┌─ Provided entries
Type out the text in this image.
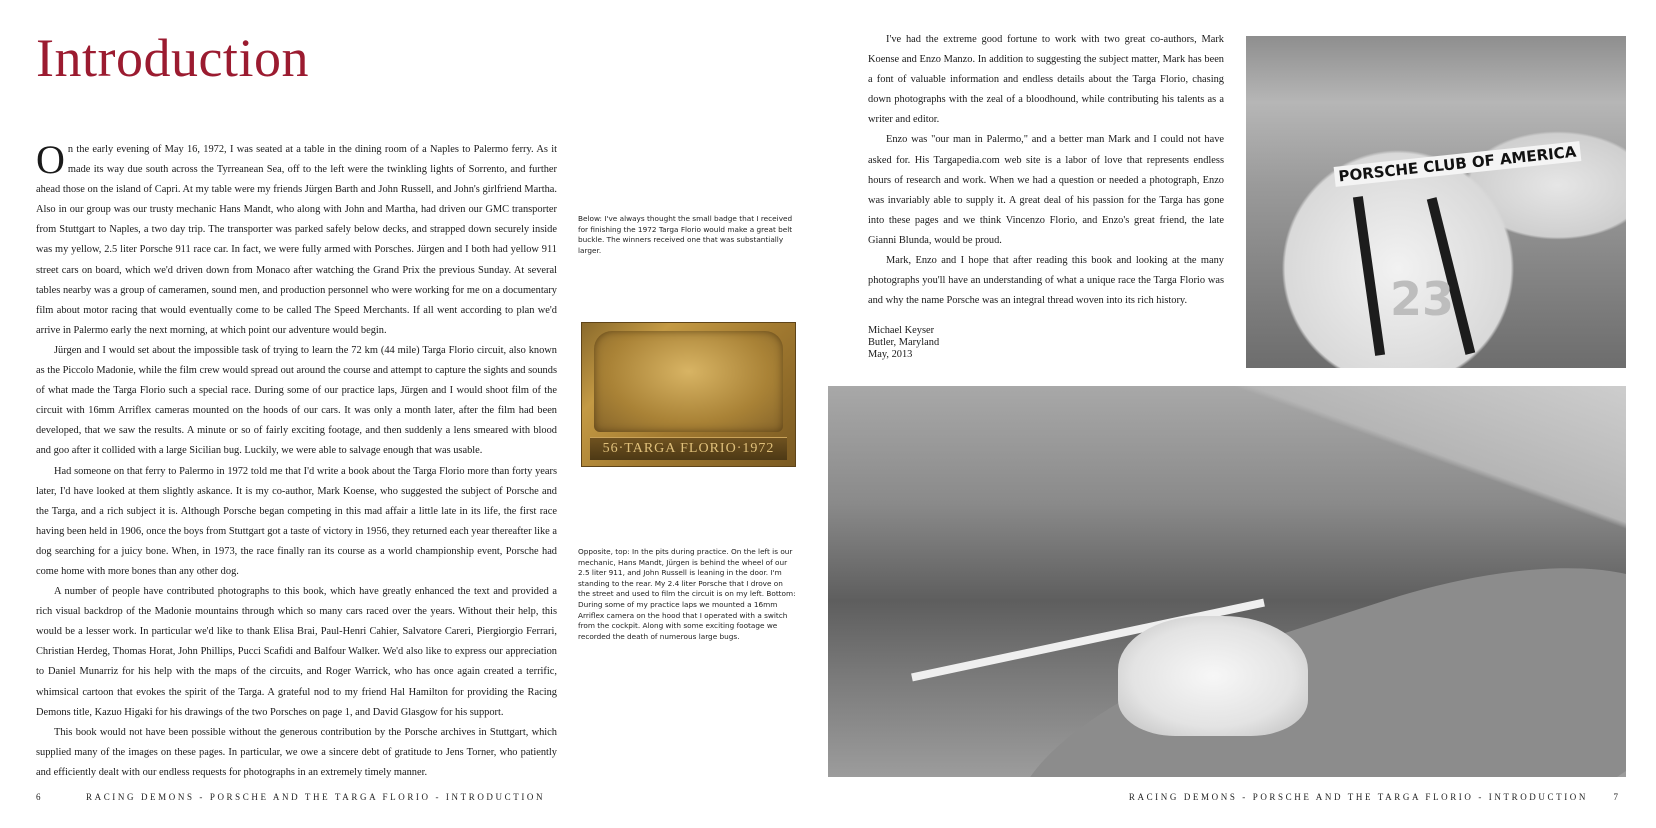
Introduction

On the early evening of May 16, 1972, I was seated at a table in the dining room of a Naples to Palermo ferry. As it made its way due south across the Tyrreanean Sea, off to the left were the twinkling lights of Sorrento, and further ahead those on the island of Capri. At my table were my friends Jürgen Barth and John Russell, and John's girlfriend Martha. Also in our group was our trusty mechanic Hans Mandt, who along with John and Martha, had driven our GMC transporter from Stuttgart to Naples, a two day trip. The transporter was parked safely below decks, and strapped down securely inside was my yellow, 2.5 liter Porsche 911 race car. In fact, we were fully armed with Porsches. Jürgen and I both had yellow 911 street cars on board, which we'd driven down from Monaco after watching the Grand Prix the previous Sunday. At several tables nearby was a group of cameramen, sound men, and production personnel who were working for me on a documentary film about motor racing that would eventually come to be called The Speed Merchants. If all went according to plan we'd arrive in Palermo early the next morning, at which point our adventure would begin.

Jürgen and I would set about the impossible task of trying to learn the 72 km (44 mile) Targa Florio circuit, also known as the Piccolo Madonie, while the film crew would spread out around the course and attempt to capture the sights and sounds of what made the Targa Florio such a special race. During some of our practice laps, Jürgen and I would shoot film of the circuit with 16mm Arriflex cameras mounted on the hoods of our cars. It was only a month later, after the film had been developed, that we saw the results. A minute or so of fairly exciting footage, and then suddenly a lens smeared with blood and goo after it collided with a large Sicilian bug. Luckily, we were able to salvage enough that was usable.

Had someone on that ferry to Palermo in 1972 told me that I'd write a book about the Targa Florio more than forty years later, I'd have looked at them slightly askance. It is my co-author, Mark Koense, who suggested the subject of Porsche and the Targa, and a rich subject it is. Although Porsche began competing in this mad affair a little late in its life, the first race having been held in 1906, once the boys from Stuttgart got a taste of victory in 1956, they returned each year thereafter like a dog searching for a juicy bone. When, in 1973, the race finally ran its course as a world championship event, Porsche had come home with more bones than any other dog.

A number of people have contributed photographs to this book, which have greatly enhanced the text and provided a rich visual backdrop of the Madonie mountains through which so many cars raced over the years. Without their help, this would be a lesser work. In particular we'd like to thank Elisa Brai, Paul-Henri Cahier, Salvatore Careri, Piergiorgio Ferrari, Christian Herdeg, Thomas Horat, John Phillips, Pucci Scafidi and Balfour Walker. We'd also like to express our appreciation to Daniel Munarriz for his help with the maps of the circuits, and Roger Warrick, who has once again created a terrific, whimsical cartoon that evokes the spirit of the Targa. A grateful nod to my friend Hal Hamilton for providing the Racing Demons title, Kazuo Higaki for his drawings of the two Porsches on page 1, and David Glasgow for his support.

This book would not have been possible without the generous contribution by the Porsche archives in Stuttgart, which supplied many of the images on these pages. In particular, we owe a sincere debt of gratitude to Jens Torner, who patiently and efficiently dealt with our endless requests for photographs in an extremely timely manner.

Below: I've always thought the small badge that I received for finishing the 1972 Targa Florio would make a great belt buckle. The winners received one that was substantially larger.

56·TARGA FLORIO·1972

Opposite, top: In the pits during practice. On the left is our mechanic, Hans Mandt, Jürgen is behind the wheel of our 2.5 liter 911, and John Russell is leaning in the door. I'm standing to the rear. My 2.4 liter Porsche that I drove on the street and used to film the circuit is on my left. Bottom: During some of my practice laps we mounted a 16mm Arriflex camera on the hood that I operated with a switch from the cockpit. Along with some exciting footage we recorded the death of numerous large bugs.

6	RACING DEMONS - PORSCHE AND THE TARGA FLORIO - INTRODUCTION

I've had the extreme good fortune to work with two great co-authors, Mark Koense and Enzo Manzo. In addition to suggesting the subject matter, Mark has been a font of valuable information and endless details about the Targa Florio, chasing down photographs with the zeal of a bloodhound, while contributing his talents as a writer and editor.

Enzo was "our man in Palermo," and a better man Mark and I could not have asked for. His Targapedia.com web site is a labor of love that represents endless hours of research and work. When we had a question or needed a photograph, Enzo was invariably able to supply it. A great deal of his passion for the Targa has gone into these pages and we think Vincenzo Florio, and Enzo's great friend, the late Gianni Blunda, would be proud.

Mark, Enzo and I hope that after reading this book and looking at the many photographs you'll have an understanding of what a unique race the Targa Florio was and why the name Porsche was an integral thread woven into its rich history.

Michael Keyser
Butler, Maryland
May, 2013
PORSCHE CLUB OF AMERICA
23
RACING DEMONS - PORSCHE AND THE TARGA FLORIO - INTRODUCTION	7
└─
┌─ Provided entries
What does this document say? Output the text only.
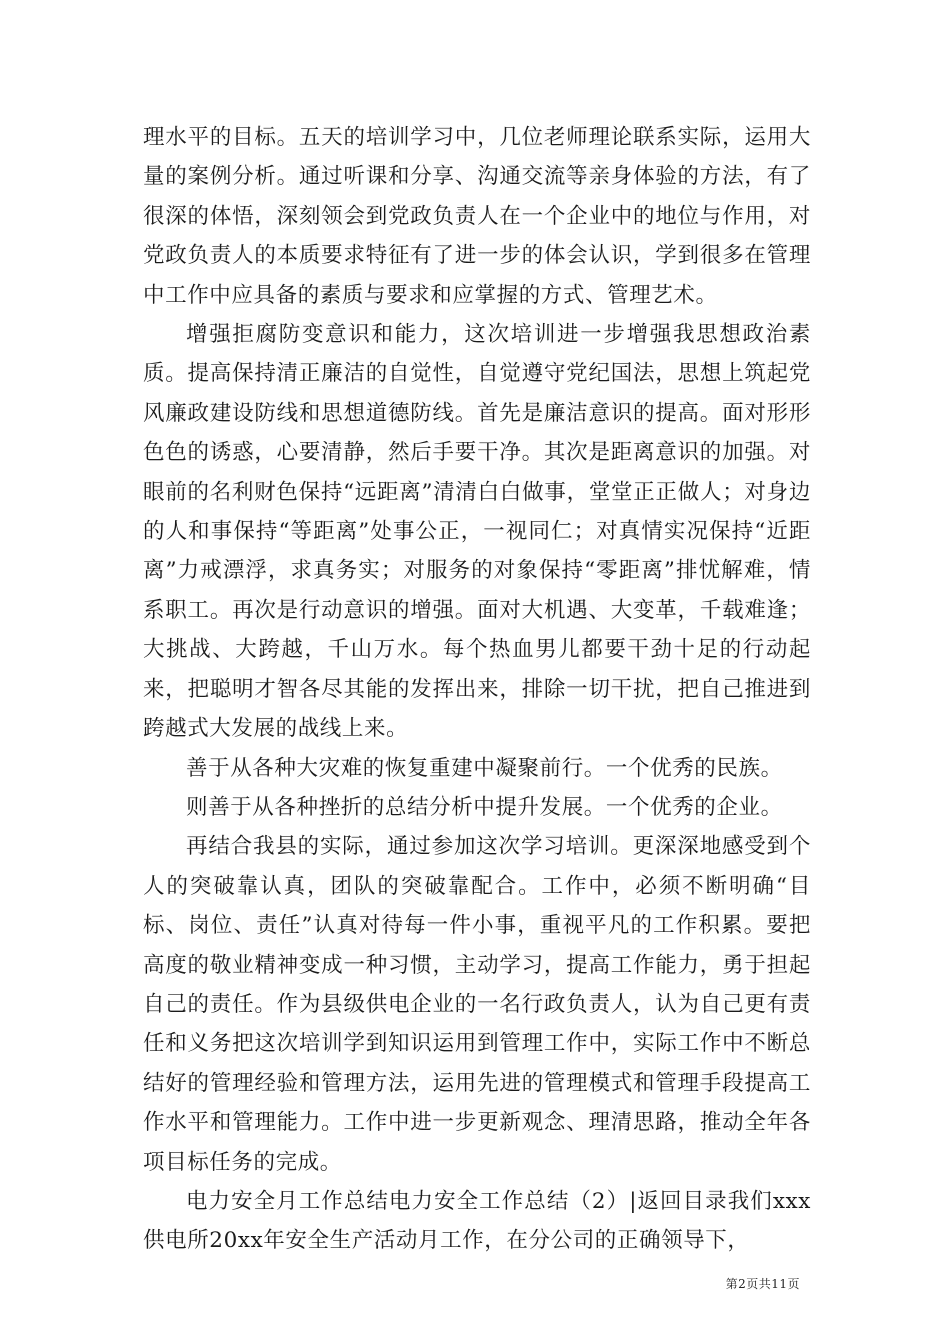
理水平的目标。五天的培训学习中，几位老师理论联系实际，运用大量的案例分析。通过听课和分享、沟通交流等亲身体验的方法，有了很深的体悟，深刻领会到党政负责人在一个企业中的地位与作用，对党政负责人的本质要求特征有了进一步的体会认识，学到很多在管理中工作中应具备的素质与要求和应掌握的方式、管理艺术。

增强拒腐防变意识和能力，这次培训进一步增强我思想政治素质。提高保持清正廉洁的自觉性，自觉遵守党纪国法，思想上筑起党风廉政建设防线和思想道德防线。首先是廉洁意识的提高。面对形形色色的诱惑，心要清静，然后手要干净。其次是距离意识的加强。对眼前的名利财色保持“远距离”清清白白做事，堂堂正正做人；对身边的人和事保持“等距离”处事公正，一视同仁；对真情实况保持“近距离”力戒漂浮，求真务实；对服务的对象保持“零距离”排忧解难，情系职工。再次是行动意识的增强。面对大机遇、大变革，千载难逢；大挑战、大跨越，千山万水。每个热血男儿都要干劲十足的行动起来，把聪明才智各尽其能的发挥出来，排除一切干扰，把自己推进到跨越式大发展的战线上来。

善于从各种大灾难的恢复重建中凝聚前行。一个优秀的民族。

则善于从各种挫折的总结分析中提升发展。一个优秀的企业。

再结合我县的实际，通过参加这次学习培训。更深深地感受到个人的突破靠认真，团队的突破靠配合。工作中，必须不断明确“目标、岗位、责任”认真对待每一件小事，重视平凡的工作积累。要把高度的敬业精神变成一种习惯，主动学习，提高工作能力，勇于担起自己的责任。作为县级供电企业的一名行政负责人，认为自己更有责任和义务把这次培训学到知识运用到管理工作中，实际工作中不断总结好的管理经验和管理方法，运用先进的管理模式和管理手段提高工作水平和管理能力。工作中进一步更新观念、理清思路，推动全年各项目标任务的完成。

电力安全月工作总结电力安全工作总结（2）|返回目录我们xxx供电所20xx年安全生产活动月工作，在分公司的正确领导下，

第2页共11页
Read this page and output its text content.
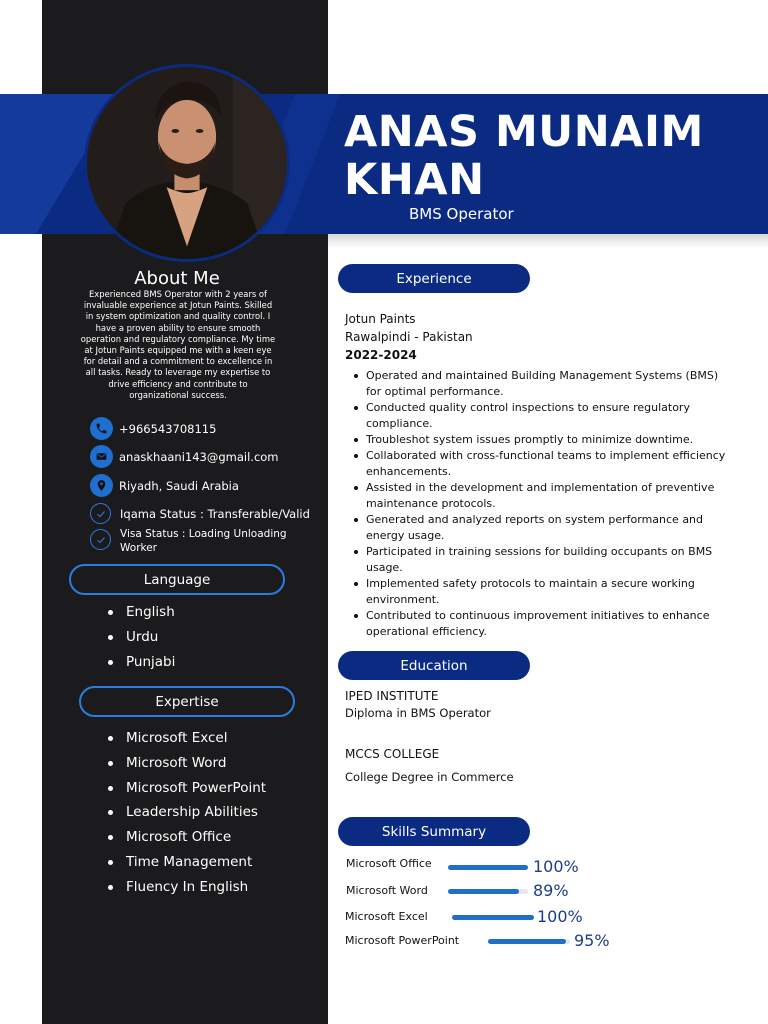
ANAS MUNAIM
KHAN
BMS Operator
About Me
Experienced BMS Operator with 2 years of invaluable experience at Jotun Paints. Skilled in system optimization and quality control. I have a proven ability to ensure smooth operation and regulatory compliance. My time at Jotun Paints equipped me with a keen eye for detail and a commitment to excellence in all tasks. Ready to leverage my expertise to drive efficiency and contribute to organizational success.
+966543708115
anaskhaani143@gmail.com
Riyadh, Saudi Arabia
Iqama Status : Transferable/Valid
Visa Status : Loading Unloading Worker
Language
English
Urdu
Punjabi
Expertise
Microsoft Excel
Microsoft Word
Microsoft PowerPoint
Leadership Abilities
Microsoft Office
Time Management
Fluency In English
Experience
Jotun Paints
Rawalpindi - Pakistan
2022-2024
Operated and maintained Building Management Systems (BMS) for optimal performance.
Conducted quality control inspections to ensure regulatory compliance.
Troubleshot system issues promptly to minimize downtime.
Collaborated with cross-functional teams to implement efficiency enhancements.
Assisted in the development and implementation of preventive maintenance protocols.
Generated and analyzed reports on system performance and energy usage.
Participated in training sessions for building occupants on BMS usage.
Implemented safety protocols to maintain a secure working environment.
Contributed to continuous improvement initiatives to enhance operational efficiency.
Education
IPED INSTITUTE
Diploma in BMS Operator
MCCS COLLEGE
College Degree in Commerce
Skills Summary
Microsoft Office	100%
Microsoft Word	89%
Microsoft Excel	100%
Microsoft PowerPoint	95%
└─
_Task to complete_:
Pick out every line with the string "Microsoft" and copy it.

_Problem solution_:
Microsoft Excel
Microsoft Word
Microsoft PowerPoint
Microsoft Office
Microsoft Office	100%
Microsoft Word	89%
Microsoft Excel	100%
Microsoft PowerPoint	95%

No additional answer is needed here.